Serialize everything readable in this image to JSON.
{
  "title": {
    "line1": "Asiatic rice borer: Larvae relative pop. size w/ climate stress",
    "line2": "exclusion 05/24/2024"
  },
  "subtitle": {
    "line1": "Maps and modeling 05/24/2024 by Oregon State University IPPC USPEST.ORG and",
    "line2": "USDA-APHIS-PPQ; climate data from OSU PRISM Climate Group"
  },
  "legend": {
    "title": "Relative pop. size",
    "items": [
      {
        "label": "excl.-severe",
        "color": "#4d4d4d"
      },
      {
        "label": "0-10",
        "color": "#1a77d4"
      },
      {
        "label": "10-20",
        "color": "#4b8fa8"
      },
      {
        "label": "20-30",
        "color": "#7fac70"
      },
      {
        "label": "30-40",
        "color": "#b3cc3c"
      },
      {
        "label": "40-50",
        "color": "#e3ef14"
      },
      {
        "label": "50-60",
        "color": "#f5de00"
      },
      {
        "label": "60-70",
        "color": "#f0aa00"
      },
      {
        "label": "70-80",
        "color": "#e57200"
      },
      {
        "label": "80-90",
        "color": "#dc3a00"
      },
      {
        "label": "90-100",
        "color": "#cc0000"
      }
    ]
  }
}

(WRITTEN PROBLEM):
Check each line of the records for the word "label", and show the lines that contain it.

(FINISHED TASK):
        "label": "excl.-severe",
        "label": "0-10",
        "label": "10-20",
        "label": "20-30",
        "label": "30-40",
        "label": "40-50",
        "label": "50-60",
        "label": "60-70",
        "label": "70-80",
        "label": "80-90",
        "label": "90-100",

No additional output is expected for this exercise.